WHAT THE TASK ASKS:
Can you echo the lines below word for word, starting with the very first line and going on through the line that contains "button[interactable]: 5 <box>0"?

PROVIDED RECORDS:
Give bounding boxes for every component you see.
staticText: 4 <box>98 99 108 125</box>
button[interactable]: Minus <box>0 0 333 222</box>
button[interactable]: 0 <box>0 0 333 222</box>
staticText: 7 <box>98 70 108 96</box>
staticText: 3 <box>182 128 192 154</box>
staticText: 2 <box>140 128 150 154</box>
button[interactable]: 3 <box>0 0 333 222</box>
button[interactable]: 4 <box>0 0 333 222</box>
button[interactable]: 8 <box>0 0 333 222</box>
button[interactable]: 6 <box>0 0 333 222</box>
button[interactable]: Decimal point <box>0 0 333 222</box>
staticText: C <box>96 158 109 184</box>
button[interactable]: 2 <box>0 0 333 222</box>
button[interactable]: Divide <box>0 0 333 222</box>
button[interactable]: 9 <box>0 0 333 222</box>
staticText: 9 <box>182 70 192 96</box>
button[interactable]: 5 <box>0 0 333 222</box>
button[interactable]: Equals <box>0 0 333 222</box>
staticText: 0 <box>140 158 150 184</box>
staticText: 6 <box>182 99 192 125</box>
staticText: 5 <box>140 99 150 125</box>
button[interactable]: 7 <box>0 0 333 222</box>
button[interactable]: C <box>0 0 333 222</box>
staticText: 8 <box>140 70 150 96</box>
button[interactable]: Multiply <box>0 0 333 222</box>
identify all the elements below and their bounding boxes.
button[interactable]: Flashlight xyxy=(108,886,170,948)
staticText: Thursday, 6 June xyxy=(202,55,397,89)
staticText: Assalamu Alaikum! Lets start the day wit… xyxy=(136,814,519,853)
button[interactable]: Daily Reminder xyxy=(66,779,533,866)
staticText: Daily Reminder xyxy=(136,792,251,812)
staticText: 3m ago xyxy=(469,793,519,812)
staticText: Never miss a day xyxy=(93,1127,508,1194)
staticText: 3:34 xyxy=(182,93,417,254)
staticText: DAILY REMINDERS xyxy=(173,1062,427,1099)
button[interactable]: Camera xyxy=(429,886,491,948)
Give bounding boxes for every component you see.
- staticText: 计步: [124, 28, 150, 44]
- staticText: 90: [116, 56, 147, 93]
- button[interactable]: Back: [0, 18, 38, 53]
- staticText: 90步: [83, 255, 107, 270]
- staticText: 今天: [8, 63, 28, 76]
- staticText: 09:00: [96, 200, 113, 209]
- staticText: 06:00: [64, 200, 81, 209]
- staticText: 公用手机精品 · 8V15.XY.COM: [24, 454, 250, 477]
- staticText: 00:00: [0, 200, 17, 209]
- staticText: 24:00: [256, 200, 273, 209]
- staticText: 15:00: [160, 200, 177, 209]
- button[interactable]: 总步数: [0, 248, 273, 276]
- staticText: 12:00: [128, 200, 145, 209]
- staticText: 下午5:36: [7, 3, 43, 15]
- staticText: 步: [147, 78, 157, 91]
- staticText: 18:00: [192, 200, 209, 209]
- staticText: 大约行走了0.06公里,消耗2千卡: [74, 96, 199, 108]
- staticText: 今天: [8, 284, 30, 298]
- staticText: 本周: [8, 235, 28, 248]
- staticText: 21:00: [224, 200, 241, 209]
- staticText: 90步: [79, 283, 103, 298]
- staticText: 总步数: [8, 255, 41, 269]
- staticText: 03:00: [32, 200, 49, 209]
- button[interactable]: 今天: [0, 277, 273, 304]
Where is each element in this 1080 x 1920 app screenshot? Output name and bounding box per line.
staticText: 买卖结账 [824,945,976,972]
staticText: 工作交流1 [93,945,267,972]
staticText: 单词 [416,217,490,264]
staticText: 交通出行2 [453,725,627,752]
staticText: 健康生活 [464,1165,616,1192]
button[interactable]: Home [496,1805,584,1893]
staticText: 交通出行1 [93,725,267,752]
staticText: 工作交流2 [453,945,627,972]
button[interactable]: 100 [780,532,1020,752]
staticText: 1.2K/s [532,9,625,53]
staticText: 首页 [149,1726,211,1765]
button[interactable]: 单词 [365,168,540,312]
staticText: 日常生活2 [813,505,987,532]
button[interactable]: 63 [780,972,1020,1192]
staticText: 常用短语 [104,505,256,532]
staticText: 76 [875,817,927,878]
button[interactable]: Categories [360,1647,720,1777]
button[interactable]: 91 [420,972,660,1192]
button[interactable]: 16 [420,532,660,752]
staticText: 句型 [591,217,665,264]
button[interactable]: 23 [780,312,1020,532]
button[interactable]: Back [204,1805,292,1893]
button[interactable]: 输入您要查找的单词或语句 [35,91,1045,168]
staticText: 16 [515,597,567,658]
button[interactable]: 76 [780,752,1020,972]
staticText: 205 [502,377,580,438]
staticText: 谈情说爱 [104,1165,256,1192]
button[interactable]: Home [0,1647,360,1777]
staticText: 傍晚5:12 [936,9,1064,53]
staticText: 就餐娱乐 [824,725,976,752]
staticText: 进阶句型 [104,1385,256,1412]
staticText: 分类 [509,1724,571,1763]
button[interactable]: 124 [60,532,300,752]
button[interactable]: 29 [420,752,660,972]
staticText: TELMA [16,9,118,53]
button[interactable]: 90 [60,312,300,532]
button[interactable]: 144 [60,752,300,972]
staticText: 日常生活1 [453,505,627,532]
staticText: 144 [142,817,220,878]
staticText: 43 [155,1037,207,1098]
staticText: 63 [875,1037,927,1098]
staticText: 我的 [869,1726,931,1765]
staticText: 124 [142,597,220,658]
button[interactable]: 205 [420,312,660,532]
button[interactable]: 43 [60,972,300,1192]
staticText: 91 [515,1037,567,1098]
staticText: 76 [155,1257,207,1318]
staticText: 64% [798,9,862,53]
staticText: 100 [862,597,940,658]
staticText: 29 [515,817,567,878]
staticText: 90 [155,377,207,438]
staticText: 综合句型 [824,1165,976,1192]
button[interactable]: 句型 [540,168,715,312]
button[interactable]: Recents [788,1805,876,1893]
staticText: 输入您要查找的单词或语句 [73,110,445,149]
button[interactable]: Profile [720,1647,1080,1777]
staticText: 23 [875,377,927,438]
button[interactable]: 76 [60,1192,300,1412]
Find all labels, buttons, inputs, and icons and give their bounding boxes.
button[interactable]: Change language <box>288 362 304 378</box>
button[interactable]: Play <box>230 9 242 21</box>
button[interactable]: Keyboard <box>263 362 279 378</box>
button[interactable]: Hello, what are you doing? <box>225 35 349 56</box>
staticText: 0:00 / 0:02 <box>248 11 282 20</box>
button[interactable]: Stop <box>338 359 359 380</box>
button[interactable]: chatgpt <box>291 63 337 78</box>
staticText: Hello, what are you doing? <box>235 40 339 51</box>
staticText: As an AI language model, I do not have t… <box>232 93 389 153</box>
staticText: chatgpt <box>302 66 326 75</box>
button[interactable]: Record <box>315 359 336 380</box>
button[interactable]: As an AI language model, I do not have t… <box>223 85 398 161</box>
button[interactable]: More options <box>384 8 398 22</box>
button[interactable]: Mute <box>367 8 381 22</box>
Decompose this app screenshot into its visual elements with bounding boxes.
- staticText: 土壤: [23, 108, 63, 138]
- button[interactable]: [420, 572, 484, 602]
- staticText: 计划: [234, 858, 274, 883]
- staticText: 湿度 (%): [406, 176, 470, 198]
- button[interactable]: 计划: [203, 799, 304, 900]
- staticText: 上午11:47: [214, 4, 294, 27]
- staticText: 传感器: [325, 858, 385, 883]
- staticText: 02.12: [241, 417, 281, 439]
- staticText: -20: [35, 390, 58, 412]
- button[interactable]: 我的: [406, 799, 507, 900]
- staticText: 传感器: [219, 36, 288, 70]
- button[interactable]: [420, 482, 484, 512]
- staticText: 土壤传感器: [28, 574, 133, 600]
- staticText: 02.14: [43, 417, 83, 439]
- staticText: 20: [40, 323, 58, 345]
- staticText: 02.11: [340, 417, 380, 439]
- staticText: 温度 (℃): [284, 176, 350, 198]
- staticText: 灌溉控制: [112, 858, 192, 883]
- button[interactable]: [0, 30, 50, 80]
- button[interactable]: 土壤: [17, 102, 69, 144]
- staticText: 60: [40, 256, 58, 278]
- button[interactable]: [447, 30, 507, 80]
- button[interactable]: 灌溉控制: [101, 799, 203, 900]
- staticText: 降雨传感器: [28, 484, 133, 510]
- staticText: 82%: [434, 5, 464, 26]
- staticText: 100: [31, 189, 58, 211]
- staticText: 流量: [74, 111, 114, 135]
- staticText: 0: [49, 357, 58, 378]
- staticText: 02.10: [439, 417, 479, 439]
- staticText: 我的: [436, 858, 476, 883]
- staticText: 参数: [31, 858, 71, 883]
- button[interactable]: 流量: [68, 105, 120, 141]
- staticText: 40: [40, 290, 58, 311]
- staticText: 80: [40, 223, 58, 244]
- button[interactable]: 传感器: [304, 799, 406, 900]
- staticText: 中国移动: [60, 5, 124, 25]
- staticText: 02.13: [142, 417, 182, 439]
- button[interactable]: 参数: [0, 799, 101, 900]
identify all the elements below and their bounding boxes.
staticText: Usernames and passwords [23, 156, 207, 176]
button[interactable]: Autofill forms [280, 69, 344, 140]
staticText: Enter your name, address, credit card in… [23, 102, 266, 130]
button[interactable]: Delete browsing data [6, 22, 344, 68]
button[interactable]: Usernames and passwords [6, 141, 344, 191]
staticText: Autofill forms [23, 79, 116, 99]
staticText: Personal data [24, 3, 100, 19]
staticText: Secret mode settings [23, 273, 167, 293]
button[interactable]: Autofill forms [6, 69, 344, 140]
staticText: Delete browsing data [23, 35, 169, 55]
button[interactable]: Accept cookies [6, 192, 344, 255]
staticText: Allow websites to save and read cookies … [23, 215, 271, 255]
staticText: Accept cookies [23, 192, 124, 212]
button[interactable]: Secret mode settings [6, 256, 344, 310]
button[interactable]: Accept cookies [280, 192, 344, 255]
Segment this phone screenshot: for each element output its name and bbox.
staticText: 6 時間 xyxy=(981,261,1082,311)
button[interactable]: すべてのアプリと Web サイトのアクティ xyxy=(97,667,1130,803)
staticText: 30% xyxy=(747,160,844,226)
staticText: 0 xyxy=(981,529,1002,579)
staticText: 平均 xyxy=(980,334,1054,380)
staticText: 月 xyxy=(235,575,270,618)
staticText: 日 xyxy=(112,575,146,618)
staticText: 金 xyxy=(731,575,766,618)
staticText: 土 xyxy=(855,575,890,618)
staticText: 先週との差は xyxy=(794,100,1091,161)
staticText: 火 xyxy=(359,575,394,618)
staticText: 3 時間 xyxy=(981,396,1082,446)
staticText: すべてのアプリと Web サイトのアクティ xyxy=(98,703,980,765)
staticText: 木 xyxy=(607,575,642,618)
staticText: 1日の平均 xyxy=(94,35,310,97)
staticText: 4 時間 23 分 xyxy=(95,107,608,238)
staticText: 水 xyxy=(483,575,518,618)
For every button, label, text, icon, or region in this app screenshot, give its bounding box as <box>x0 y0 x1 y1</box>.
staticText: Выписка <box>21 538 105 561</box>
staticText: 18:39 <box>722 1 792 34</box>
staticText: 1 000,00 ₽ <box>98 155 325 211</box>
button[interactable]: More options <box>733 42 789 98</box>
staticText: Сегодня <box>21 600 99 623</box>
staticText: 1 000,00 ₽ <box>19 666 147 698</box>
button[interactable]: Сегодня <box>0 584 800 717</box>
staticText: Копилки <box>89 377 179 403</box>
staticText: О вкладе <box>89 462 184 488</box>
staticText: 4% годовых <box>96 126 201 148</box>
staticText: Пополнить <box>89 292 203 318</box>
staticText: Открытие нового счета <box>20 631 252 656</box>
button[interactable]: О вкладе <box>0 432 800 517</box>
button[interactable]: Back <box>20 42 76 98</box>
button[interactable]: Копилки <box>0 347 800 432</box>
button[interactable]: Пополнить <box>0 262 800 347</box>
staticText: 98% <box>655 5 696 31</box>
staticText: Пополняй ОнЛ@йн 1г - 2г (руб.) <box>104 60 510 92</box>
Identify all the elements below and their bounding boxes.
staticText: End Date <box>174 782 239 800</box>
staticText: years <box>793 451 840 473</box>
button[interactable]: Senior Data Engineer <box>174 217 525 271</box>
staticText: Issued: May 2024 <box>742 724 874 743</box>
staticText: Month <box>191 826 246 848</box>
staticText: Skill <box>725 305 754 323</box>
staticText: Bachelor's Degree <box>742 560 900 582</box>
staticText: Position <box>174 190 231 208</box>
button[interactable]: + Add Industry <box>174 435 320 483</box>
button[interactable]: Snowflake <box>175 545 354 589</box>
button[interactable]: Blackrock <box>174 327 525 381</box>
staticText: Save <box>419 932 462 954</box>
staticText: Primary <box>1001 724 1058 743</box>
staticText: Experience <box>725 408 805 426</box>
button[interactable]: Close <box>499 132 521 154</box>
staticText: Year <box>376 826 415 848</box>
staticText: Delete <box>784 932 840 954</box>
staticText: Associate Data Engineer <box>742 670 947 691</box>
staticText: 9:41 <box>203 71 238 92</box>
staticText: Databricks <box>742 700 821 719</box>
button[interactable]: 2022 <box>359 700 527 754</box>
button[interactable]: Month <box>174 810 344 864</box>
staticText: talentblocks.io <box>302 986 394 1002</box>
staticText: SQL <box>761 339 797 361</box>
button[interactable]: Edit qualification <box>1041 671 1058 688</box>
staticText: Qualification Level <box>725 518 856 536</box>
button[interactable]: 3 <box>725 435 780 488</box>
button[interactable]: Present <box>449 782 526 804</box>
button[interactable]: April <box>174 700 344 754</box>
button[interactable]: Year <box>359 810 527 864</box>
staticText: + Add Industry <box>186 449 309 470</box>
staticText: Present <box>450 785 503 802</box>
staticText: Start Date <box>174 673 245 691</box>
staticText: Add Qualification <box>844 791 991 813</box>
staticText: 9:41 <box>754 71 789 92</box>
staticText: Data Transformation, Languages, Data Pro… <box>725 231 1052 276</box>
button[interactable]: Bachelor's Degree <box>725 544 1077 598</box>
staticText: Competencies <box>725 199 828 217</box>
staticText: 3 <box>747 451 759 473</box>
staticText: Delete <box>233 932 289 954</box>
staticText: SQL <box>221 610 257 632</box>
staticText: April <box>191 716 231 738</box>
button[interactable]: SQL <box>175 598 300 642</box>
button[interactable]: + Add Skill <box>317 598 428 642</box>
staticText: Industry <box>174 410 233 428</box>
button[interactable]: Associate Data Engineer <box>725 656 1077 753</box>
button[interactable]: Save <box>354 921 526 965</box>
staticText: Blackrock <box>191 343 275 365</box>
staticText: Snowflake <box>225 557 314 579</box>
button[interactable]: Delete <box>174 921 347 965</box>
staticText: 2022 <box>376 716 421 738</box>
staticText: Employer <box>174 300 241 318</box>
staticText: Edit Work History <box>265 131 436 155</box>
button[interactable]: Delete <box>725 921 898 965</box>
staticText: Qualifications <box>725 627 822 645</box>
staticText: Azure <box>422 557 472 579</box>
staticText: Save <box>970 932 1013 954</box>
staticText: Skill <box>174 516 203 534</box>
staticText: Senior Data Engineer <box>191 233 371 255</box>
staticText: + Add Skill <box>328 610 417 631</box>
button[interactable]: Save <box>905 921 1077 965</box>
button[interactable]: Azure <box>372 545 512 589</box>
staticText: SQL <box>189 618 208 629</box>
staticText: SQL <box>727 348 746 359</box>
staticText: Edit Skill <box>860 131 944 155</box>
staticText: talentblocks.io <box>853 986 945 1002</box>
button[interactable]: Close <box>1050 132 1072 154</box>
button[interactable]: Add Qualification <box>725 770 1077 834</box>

TASK RESPONSE:
Give bounding boxes for every component you see.
staticText: 4 <box>98 99 108 125</box>
button[interactable]: Minus <box>0 0 333 222</box>
button[interactable]: 0 <box>0 0 333 222</box>
staticText: 7 <box>98 70 108 96</box>
staticText: 3 <box>182 128 192 154</box>
staticText: 2 <box>140 128 150 154</box>
button[interactable]: 3 <box>0 0 333 222</box>
button[interactable]: 4 <box>0 0 333 222</box>
button[interactable]: 8 <box>0 0 333 222</box>
button[interactable]: 6 <box>0 0 333 222</box>
button[interactable]: Decimal point <box>0 0 333 222</box>
staticText: C <box>96 158 109 184</box>
button[interactable]: 2 <box>0 0 333 222</box>
button[interactable]: Divide <box>0 0 333 222</box>
button[interactable]: 9 <box>0 0 333 222</box>
staticText: 9 <box>182 70 192 96</box>
button[interactable]: 5 <box>0 0 333 222</box>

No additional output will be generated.